# DATA SUPPLIED start

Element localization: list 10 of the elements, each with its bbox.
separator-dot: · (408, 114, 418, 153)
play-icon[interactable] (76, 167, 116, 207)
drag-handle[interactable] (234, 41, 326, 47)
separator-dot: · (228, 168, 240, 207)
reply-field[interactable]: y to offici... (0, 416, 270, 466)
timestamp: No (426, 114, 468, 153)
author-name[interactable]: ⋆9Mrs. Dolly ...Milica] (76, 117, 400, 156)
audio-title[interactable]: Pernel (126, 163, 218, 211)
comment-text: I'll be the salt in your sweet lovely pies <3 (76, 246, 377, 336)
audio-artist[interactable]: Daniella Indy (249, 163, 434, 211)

# DATA SUPPLIED end

WHAT IS EXPECTED
Render the data above as a Markdown table with the columns Number and Data line, giving each line its own row and leaving out any blank lines.

EXPECTED OUTPUT
| Number | Data line |
|---|---|
| 1 | Element localization: list 10 of the elements, each with its bbox. |
| 2 | separator-dot: · (408, 114, 418, 153) |
| 3 | play-icon[interactable] (76, 167, 116, 207) |
| 4 | drag-handle[interactable] (234, 41, 326, 47) |
| 5 | separator-dot: · (228, 168, 240, 207) |
| 6 | reply-field[interactable]: y to offici... (0, 416, 270, 466) |
| 7 | timestamp: No (426, 114, 468, 153) |
| 8 | author-name[interactable]: ⋆9Mrs. Dolly ...Milica] (76, 117, 400, 156) |
| 9 | audio-title[interactable]: Pernel (126, 163, 218, 211) |
| 10 | comment-text: I'll be the salt in your sweet lovely pies <3 (76, 246, 377, 336) |
| 11 | audio-artist[interactable]: Daniella Indy (249, 163, 434, 211) |